-- start of GIVEN RECORDS --
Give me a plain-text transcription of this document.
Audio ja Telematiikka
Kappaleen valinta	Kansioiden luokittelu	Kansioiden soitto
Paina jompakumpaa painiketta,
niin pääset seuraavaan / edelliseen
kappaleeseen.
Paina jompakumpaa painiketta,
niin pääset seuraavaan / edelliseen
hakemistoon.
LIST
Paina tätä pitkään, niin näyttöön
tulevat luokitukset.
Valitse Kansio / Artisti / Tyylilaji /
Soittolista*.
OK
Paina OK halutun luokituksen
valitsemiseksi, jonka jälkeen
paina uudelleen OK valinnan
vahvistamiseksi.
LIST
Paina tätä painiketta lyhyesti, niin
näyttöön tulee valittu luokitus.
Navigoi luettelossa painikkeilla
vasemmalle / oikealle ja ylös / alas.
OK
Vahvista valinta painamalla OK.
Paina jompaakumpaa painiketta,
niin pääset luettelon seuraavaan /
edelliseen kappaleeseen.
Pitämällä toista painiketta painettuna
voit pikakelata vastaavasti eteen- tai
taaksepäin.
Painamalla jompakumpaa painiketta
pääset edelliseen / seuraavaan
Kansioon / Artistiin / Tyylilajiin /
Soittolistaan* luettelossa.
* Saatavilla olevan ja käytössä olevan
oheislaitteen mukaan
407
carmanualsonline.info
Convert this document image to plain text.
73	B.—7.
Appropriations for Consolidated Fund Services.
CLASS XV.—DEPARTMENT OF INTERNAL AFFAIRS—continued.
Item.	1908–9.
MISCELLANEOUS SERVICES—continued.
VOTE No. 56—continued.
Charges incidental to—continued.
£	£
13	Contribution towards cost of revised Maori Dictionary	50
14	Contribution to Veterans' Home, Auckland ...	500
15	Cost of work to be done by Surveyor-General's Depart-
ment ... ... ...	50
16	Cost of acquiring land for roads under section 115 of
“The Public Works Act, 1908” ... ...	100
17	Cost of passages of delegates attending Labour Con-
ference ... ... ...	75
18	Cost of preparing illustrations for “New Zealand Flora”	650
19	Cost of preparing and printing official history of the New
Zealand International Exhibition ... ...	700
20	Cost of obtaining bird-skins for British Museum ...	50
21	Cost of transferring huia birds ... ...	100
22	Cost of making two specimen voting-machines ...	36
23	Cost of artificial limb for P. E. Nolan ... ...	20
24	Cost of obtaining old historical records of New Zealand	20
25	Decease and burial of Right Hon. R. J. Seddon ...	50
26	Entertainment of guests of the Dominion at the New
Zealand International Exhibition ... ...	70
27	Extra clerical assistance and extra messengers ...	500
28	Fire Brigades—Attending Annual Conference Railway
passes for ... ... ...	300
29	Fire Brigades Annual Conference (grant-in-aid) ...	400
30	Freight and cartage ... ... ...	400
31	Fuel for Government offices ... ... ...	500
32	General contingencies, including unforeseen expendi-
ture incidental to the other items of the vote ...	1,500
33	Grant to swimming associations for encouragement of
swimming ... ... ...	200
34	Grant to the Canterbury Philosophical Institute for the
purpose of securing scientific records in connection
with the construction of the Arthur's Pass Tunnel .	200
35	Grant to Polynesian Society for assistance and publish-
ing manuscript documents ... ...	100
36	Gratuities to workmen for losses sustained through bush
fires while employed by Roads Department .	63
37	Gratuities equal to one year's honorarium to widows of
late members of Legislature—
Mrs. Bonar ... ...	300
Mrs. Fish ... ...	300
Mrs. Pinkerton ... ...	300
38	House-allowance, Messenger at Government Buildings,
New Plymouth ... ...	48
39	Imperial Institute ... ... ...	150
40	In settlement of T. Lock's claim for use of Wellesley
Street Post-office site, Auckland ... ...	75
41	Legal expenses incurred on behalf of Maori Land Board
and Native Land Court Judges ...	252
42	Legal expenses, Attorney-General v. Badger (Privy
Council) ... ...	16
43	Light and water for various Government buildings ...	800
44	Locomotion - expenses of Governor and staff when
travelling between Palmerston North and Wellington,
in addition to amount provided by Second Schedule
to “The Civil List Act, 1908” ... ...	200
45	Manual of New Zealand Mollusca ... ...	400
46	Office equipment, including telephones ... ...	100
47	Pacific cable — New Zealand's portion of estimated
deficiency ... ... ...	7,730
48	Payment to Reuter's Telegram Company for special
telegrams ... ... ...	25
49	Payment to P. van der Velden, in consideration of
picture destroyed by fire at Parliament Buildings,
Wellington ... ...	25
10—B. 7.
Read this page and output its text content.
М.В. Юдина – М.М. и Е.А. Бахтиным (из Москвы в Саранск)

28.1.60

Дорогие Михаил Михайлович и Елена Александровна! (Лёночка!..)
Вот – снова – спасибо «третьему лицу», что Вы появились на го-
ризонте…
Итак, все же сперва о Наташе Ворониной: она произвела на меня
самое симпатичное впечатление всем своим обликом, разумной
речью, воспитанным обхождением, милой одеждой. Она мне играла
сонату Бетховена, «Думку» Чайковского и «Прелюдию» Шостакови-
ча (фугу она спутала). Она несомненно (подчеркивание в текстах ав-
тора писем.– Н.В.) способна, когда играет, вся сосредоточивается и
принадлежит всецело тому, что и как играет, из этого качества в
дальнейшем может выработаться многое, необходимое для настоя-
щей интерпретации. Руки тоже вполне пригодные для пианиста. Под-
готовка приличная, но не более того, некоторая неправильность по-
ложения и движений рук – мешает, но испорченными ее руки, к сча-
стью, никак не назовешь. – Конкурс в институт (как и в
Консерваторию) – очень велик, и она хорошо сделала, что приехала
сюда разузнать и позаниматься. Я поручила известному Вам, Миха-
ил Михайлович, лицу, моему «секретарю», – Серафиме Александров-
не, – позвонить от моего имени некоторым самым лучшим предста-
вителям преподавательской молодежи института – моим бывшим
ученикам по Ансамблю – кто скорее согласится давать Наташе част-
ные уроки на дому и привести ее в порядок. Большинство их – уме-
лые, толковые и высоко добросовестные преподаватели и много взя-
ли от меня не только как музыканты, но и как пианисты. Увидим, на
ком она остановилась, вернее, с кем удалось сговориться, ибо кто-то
-- end of GIVEN RECORDS --
WHAT THE TASK REQUIRES: Repeat the lines above exactly.

TASK SOLUTION:
Give me a plain-text transcription of this document.
Audio ja Telematiikka
Kappaleen valinta	Kansioiden luokittelu	Kansioiden soitto
Paina jompakumpaa painiketta,
niin pääset seuraavaan / edelliseen
kappaleeseen.
Paina jompakumpaa painiketta,
niin pääset seuraavaan / edelliseen
hakemistoon.
LIST
Paina tätä pitkään, niin näyttöön
tulevat luokitukset.
Valitse Kansio / Artisti / Tyylilaji /
Soittolista*.
OK
Paina OK halutun luokituksen
valitsemiseksi, jonka jälkeen
paina uudelleen OK valinnan
vahvistamiseksi.
LIST
Paina tätä painiketta lyhyesti, niin
näyttöön tulee valittu luokitus.
Navigoi luettelossa painikkeilla
vasemmalle / oikealle ja ylös / alas.
OK
Vahvista valinta painamalla OK.
Paina jompaakumpaa painiketta,
niin pääset luettelon seuraavaan /
edelliseen kappaleeseen.
Pitämällä toista painiketta painettuna
voit pikakelata vastaavasti eteen- tai
taaksepäin.
Painamalla jompakumpaa painiketta
pääset edelliseen / seuraavaan
Kansioon / Artistiin / Tyylilajiin /
Soittolistaan* luettelossa.
* Saatavilla olevan ja käytössä olevan
oheislaitteen mukaan
407
carmanualsonline.info
Convert this document image to plain text.
73	B.—7.
Appropriations for Consolidated Fund Services.
CLASS XV.—DEPARTMENT OF INTERNAL AFFAIRS—continued.
Item.	1908–9.
MISCELLANEOUS SERVICES—continued.
VOTE No. 56—continued.
Charges incidental to—continued.
£	£
13	Contribution towards cost of revised Maori Dictionary	50
14	Contribution to Veterans' Home, Auckland ...	500
15	Cost of work to be done by Surveyor-General's Depart-
ment ... ... ...	50
16	Cost of acquiring land for roads under section 115 of
“The Public Works Act, 1908” ... ...	100
17	Cost of passages of delegates attending Labour Con-
ference ... ... ...	75
18	Cost of preparing illustrations for “New Zealand Flora”	650
19	Cost of preparing and printing official history of the New
Zealand International Exhibition ... ...	700
20	Cost of obtaining bird-skins for British Museum ...	50
21	Cost of transferring huia birds ... ...	100
22	Cost of making two specimen voting-machines ...	36
23	Cost of artificial limb for P. E. Nolan ... ...	20
24	Cost of obtaining old historical records of New Zealand	20
25	Decease and burial of Right Hon. R. J. Seddon ...	50
26	Entertainment of guests of the Dominion at the New
Zealand International Exhibition ... ...	70
27	Extra clerical assistance and extra messengers ...	500
28	Fire Brigades—Attending Annual Conference Railway
passes for ... ... ...	300
29	Fire Brigades Annual Conference (grant-in-aid) ...	400
30	Freight and cartage ... ... ...	400
31	Fuel for Government offices ... ... ...	500
32	General contingencies, including unforeseen expendi-
ture incidental to the other items of the vote ...	1,500
33	Grant to swimming associations for encouragement of
swimming ... ... ...	200
34	Grant to the Canterbury Philosophical Institute for the
purpose of securing scientific records in connection
with the construction of the Arthur's Pass Tunnel .	200
35	Grant to Polynesian Society for assistance and publish-
ing manuscript documents ... ...	100
36	Gratuities to workmen for losses sustained through bush
fires while employed by Roads Department .	63
37	Gratuities equal to one year's honorarium to widows of
late members of Legislature—
Mrs. Bonar ... ...	300
Mrs. Fish ... ...	300
Mrs. Pinkerton ... ...	300
38	House-allowance, Messenger at Government Buildings,
New Plymouth ... ...	48
39	Imperial Institute ... ... ...	150
40	In settlement of T. Lock's claim for use of Wellesley
Street Post-office site, Auckland ... ...	75
41	Legal expenses incurred on behalf of Maori Land Board
and Native Land Court Judges ...	252
42	Legal expenses, Attorney-General v. Badger (Privy
Council) ... ...	16
43	Light and water for various Government buildings ...	800
44	Locomotion - expenses of Governor and staff when
travelling between Palmerston North and Wellington,
in addition to amount provided by Second Schedule
to “The Civil List Act, 1908” ... ...	200
45	Manual of New Zealand Mollusca ... ...	400
46	Office equipment, including telephones ... ...	100
47	Pacific cable — New Zealand's portion of estimated
deficiency ... ... ...	7,730
48	Payment to Reuter's Telegram Company for special
telegrams ... ... ...	25
49	Payment to P. van der Velden, in consideration of
picture destroyed by fire at Parliament Buildings,
Wellington ... ...	25
10—B. 7.
Read this page and output its text content.
М.В. Юдина – М.М. и Е.А. Бахтиным (из Москвы в Саранск)

28.1.60

Дорогие Михаил Михайлович и Елена Александровна! (Лёночка!..)
Вот – снова – спасибо «третьему лицу», что Вы появились на го-
ризонте…
Итак, все же сперва о Наташе Ворониной: она произвела на меня
самое симпатичное впечатление всем своим обликом, разумной
речью, воспитанным обхождением, милой одеждой. Она мне играла
сонату Бетховена, «Думку» Чайковского и «Прелюдию» Шостакови-
ча (фугу она спутала). Она несомненно (подчеркивание в текстах ав-
тора писем.– Н.В.) способна, когда играет, вся сосредоточивается и
принадлежит всецело тому, что и как играет, из этого качества в
дальнейшем может выработаться многое, необходимое для настоя-
щей интерпретации. Руки тоже вполне пригодные для пианиста. Под-
готовка приличная, но не более того, некоторая неправильность по-
ложения и движений рук – мешает, но испорченными ее руки, к сча-
стью, никак не назовешь. – Конкурс в институт (как и в
Консерваторию) – очень велик, и она хорошо сделала, что приехала
сюда разузнать и позаниматься. Я поручила известному Вам, Миха-
ил Михайлович, лицу, моему «секретарю», – Серафиме Александров-
не, – позвонить от моего имени некоторым самым лучшим предста-
вителям преподавательской молодежи института – моим бывшим
ученикам по Ансамблю – кто скорее согласится давать Наташе част-
ные уроки на дому и привести ее в порядок. Большинство их – уме-
лые, толковые и высоко добросовестные преподаватели и много взя-
ли от меня не только как музыканты, но и как пианисты. Увидим, на
ком она остановилась, вернее, с кем удалось сговориться, ибо кто-то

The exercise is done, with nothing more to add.